- [Problem to work on]: Transcribe all of the material exactly. Any picture in it should be left out.

- [Extracted material]:
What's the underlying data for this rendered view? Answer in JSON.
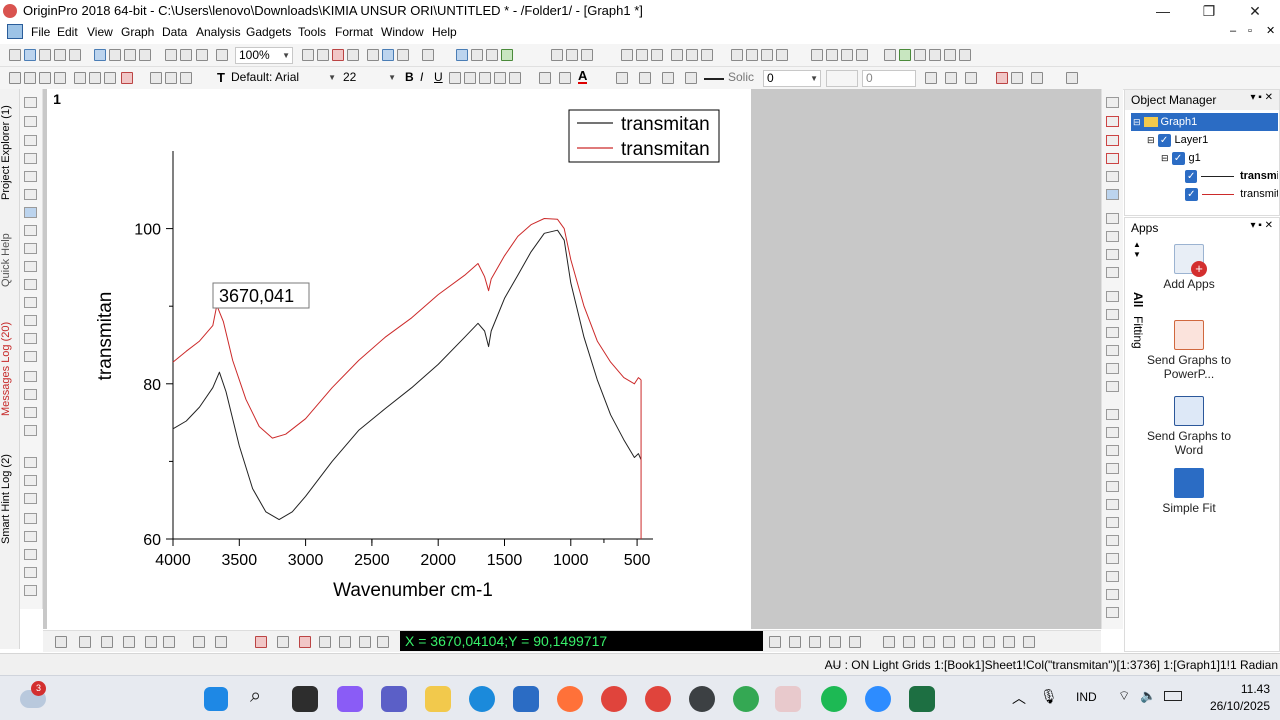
{
  "window": {
    "title": "OriginPro 2018 64-bit - C:\\Users\\lenovo\\Downloads\\KIMIA UNSUR ORI\\UNTITLED * - /Folder1/ - [Graph1 *]",
    "minimize": "—",
    "restore": "❐",
    "close": "✕"
  },
  "menu": [
    "File",
    "Edit",
    "View",
    "Graph",
    "Data",
    "Analysis",
    "Gadgets",
    "Tools",
    "Format",
    "Window",
    "Help"
  ],
  "toolbar": {
    "zoom": "100%",
    "font_name": "Default: Arial",
    "font_size": "22",
    "line_style": "Solic",
    "line_width": "0",
    "fill_value": "0"
  },
  "left_dock": {
    "tabs": [
      "Project Explorer (1)",
      "Quick Help",
      "Messages Log (20)",
      "Smart Hint Log (2)"
    ]
  },
  "graph": {
    "layer_number": "1",
    "annotation": "3670,041"
  },
  "chart_data": {
    "type": "line",
    "xlabel": "Wavenumber cm-1",
    "ylabel": "transmitan",
    "xlim": [
      4000,
      380
    ],
    "ylim": [
      60,
      110
    ],
    "x_ticks": [
      "4000",
      "3500",
      "3000",
      "2500",
      "2000",
      "1500",
      "1000",
      "500"
    ],
    "y_ticks": [
      "60",
      "80",
      "100"
    ],
    "legend_position": "top-right",
    "series": [
      {
        "name": "transmitan",
        "color": "#222222",
        "points": [
          [
            4000,
            74.2
          ],
          [
            3900,
            75.2
          ],
          [
            3800,
            77.0
          ],
          [
            3700,
            79.5
          ],
          [
            3650,
            81.5
          ],
          [
            3600,
            79.0
          ],
          [
            3500,
            72.0
          ],
          [
            3400,
            66.5
          ],
          [
            3300,
            63.5
          ],
          [
            3200,
            62.5
          ],
          [
            3100,
            63.5
          ],
          [
            3000,
            65.5
          ],
          [
            2800,
            70.0
          ],
          [
            2600,
            74.0
          ],
          [
            2400,
            76.8
          ],
          [
            2200,
            79.5
          ],
          [
            2000,
            82.5
          ],
          [
            1800,
            86.0
          ],
          [
            1700,
            87.8
          ],
          [
            1650,
            86.8
          ],
          [
            1620,
            84.8
          ],
          [
            1600,
            86.8
          ],
          [
            1500,
            91.0
          ],
          [
            1400,
            94.0
          ],
          [
            1300,
            97.0
          ],
          [
            1200,
            99.4
          ],
          [
            1100,
            99.8
          ],
          [
            1050,
            98.5
          ],
          [
            1000,
            93.0
          ],
          [
            900,
            86.0
          ],
          [
            800,
            80.5
          ],
          [
            700,
            76.0
          ],
          [
            600,
            72.8
          ],
          [
            520,
            70.5
          ],
          [
            490,
            71.0
          ],
          [
            470,
            70.2
          ]
        ]
      },
      {
        "name": "transmitan",
        "color": "#cc2a2a",
        "points": [
          [
            4000,
            82.8
          ],
          [
            3900,
            84.2
          ],
          [
            3800,
            85.5
          ],
          [
            3700,
            87.5
          ],
          [
            3670,
            90.1
          ],
          [
            3620,
            88.0
          ],
          [
            3550,
            83.0
          ],
          [
            3450,
            78.0
          ],
          [
            3350,
            74.5
          ],
          [
            3250,
            73.0
          ],
          [
            3150,
            73.5
          ],
          [
            3000,
            75.5
          ],
          [
            2800,
            79.5
          ],
          [
            2600,
            83.0
          ],
          [
            2400,
            86.0
          ],
          [
            2200,
            88.5
          ],
          [
            2000,
            91.5
          ],
          [
            1800,
            94.0
          ],
          [
            1700,
            95.5
          ],
          [
            1650,
            93.8
          ],
          [
            1620,
            92.0
          ],
          [
            1600,
            93.5
          ],
          [
            1500,
            96.5
          ],
          [
            1400,
            99.0
          ],
          [
            1300,
            100.5
          ],
          [
            1200,
            101.3
          ],
          [
            1100,
            101.2
          ],
          [
            1050,
            100.0
          ],
          [
            1000,
            96.0
          ],
          [
            900,
            90.0
          ],
          [
            800,
            85.5
          ],
          [
            700,
            82.8
          ],
          [
            600,
            80.8
          ],
          [
            520,
            80.0
          ],
          [
            490,
            80.8
          ],
          [
            470,
            80.5
          ]
        ]
      }
    ]
  },
  "object_manager": {
    "title": "Object Manager",
    "graph": "Graph1",
    "layer": "Layer1",
    "group": "g1",
    "plots": [
      "transmi",
      "transmit"
    ]
  },
  "apps_panel": {
    "title": "Apps",
    "side_tabs": [
      "All",
      "Fitting"
    ],
    "items": [
      "Add Apps",
      "Send Graphs to PowerP...",
      "Send Graphs to Word",
      "Simple Fit"
    ]
  },
  "coordinate_readout": "X = 3670,04104;Y = 90,1499717",
  "status": "AU : ON  Light Grids  1:[Book1]Sheet1!Col(\"transmitan\")[1:3736]  1:[Graph1]1!1  Radian",
  "taskbar": {
    "badge": "3",
    "language": "IND",
    "time": "11.43",
    "date": "26/10/2025"
  },
  "colors": {
    "accent": "#2b6cc4",
    "coordinate_text": "#38f06a",
    "series_black": "#222222",
    "series_red": "#cc2a2a"
  }
}
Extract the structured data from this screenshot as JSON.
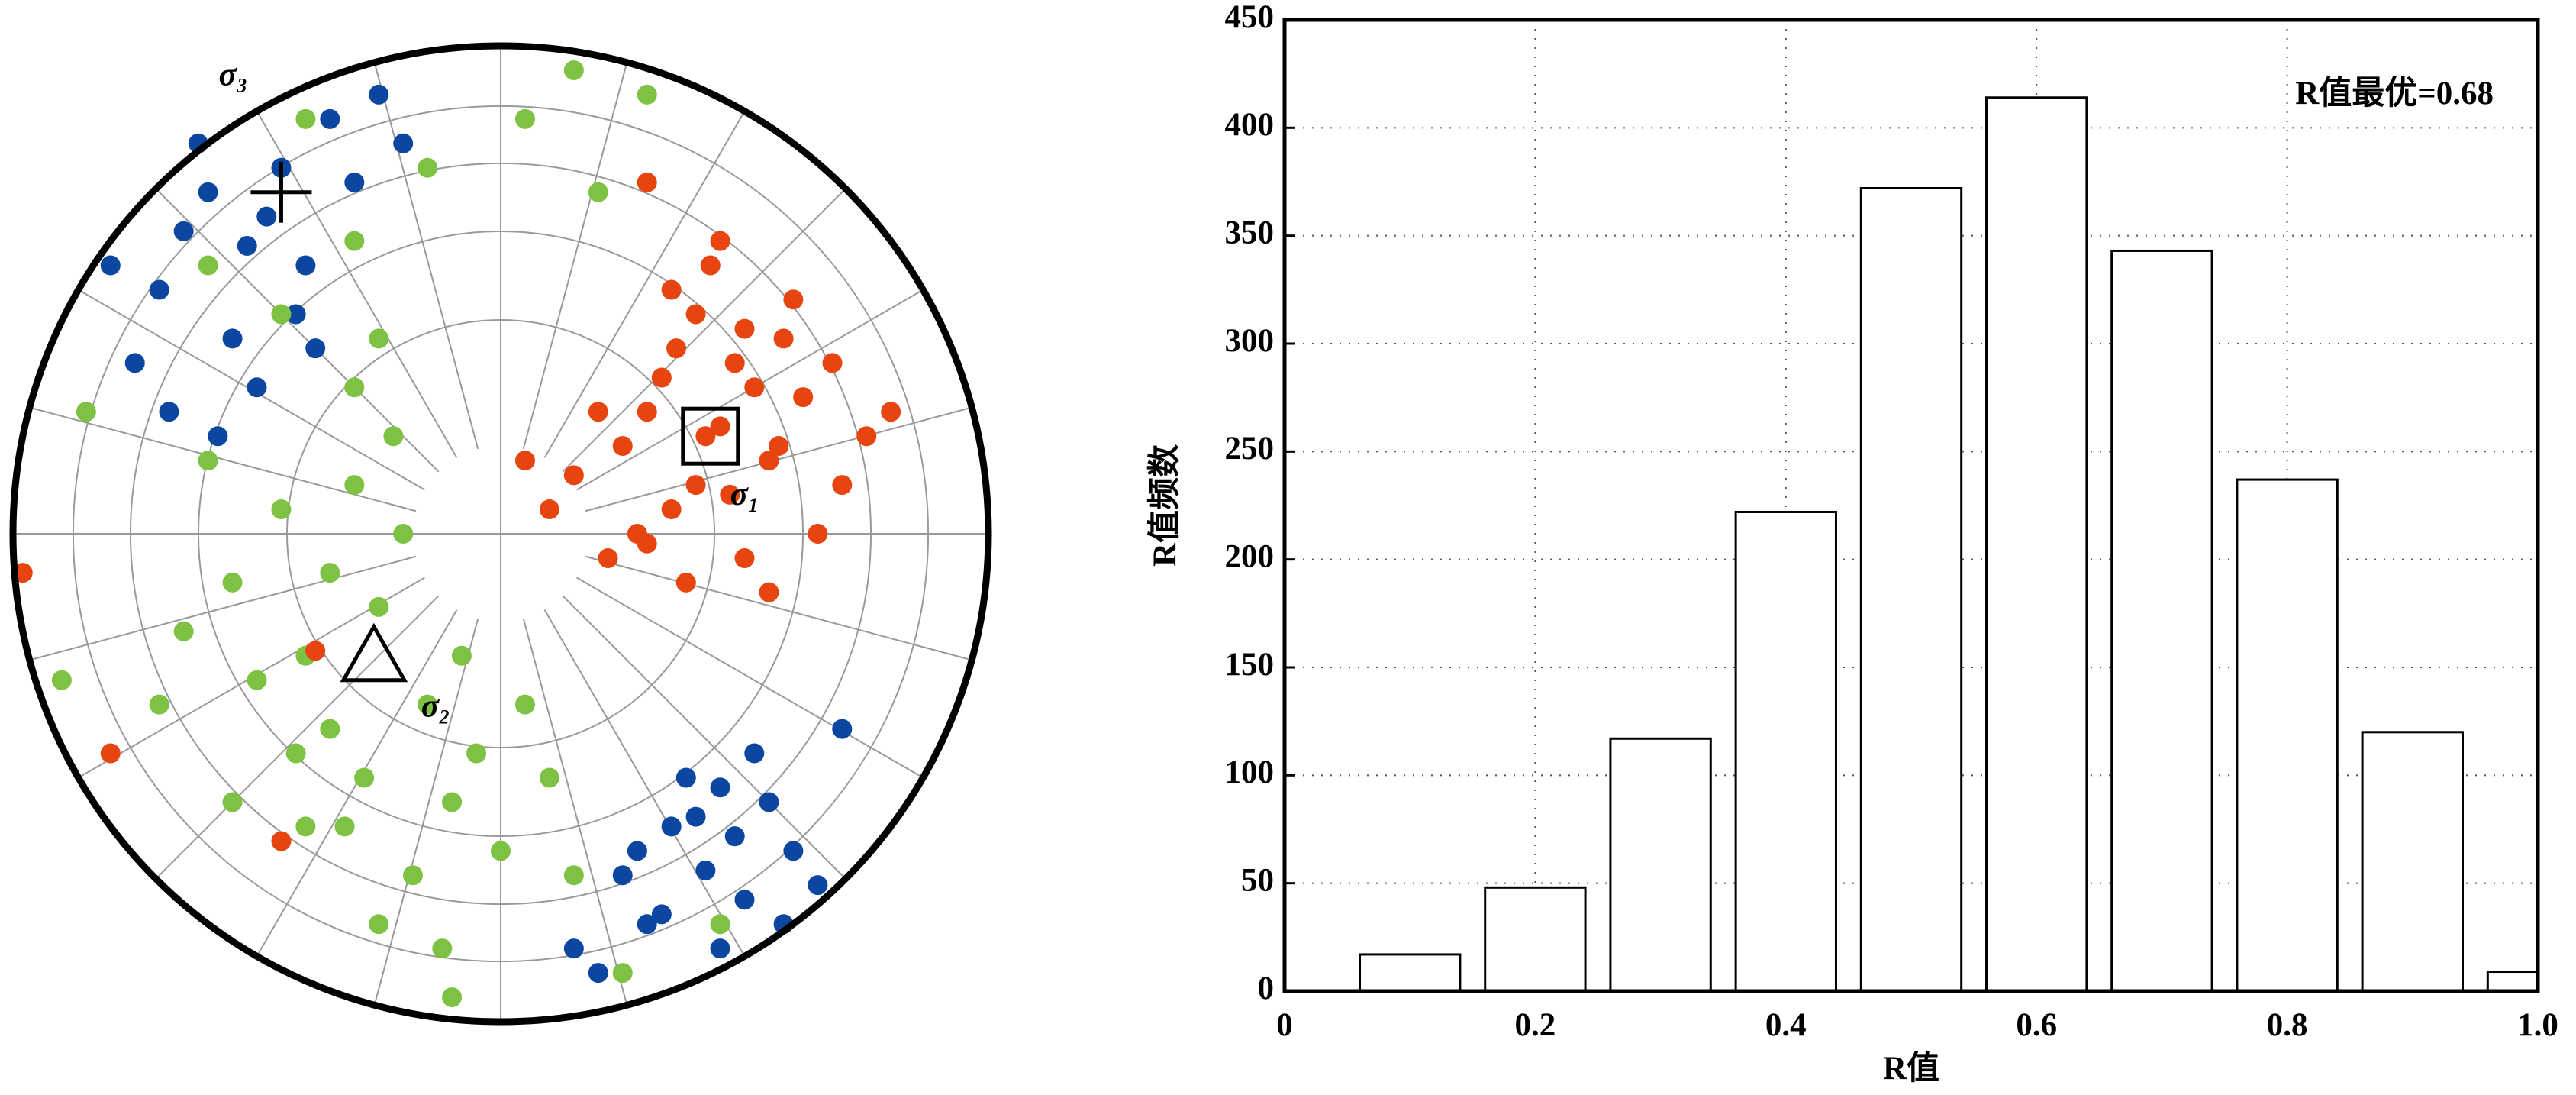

- [Solution below]:
What's the underlying data for this rendered view? Answer in JSON.
{
  "window": {
    "title": "OriginPro 2018 64-bit - C:\\Users\\lenovo\\Downloads\\KIMIA UNSUR ORI\\UNTITLED * - /Folder1/ - [Graph1 *]",
    "minimize": "—",
    "restore": "❐",
    "close": "✕"
  },
  "menu": [
    "File",
    "Edit",
    "View",
    "Graph",
    "Data",
    "Analysis",
    "Gadgets",
    "Tools",
    "Format",
    "Window",
    "Help"
  ],
  "toolbar": {
    "zoom": "100%",
    "font_name": "Default: Arial",
    "font_size": "22",
    "line_style": "Solic",
    "line_width": "0",
    "fill_value": "0"
  },
  "left_dock": {
    "tabs": [
      "Project Explorer (1)",
      "Quick Help",
      "Messages Log (20)",
      "Smart Hint Log (2)"
    ]
  },
  "graph": {
    "layer_number": "1",
    "annotation": "3670,041"
  },
  "chart_data": {
    "type": "line",
    "xlabel": "Wavenumber cm-1",
    "ylabel": "transmitan",
    "xlim": [
      4000,
      380
    ],
    "ylim": [
      60,
      110
    ],
    "x_ticks": [
      "4000",
      "3500",
      "3000",
      "2500",
      "2000",
      "1500",
      "1000",
      "500"
    ],
    "y_ticks": [
      "60",
      "80",
      "100"
    ],
    "legend_position": "top-right",
    "series": [
      {
        "name": "transmitan",
        "color": "#222222",
        "points": [
          [
            4000,
            74.2
          ],
          [
            3900,
            75.2
          ],
          [
            3800,
            77.0
          ],
          [
            3700,
            79.5
          ],
          [
            3650,
            81.5
          ],
          [
            3600,
            79.0
          ],
          [
            3500,
            72.0
          ],
          [
            3400,
            66.5
          ],
          [
            3300,
            63.5
          ],
          [
            3200,
            62.5
          ],
          [
            3100,
            63.5
          ],
          [
            3000,
            65.5
          ],
          [
            2800,
            70.0
          ],
          [
            2600,
            74.0
          ],
          [
            2400,
            76.8
          ],
          [
            2200,
            79.5
          ],
          [
            2000,
            82.5
          ],
          [
            1800,
            86.0
          ],
          [
            1700,
            87.8
          ],
          [
            1650,
            86.8
          ],
          [
            1620,
            84.8
          ],
          [
            1600,
            86.8
          ],
          [
            1500,
            91.0
          ],
          [
            1400,
            94.0
          ],
          [
            1300,
            97.0
          ],
          [
            1200,
            99.4
          ],
          [
            1100,
            99.8
          ],
          [
            1050,
            98.5
          ],
          [
            1000,
            93.0
          ],
          [
            900,
            86.0
          ],
          [
            800,
            80.5
          ],
          [
            700,
            76.0
          ],
          [
            600,
            72.8
          ],
          [
            520,
            70.5
          ],
          [
            490,
            71.0
          ],
          [
            470,
            70.2
          ]
        ]
      },
      {
        "name": "transmitan",
        "color": "#cc2a2a",
        "points": [
          [
            4000,
            82.8
          ],
          [
            3900,
            84.2
          ],
          [
            3800,
            85.5
          ],
          [
            3700,
            87.5
          ],
          [
            3670,
            90.1
          ],
          [
            3620,
            88.0
          ],
          [
            3550,
            83.0
          ],
          [
            3450,
            78.0
          ],
          [
            3350,
            74.5
          ],
          [
            3250,
            73.0
          ],
          [
            3150,
            73.5
          ],
          [
            3000,
            75.5
          ],
          [
            2800,
            79.5
          ],
          [
            2600,
            83.0
          ],
          [
            2400,
            86.0
          ],
          [
            2200,
            88.5
          ],
          [
            2000,
            91.5
          ],
          [
            1800,
            94.0
          ],
          [
            1700,
            95.5
          ],
          [
            1650,
            93.8
          ],
          [
            1620,
            92.0
          ],
          [
            1600,
            93.5
          ],
          [
            1500,
            96.5
          ],
          [
            1400,
            99.0
          ],
          [
            1300,
            100.5
          ],
          [
            1200,
            101.3
          ],
          [
            1100,
            101.2
          ],
          [
            1050,
            100.0
          ],
          [
            1000,
            96.0
          ],
          [
            900,
            90.0
          ],
          [
            800,
            85.5
          ],
          [
            700,
            82.8
          ],
          [
            600,
            80.8
          ],
          [
            520,
            80.0
          ],
          [
            490,
            80.8
          ],
          [
            470,
            80.5
          ]
        ]
      }
    ]
  },
  "object_manager": {
    "title": "Object Manager",
    "graph": "Graph1",
    "layer": "Layer1",
    "group": "g1",
    "plots": [
      "transmi",
      "transmit"
    ]
  },
  "apps_panel": {
    "title": "Apps",
    "side_tabs": [
      "All",
      "Fitting"
    ],
    "items": [
      "Add Apps",
      "Send Graphs to PowerP...",
      "Send Graphs to Word",
      "Simple Fit"
    ]
  },
  "coordinate_readout": "X = 3670,04104;Y = 90,1499717",
  "status": "AU : ON  Light Grids  1:[Book1]Sheet1!Col(\"transmitan\")[1:3736]  1:[Graph1]1!1  Radian",
  "taskbar": {
    "badge": "3",
    "language": "IND",
    "time": "11.43",
    "date": "26/10/2025"
  },
  "colors": {
    "accent": "#2b6cc4",
    "coordinate_text": "#38f06a",
    "series_black": "#222222",
    "series_red": "#cc2a2a"
  }
}
Extract the structured data from this screenshot as JSON.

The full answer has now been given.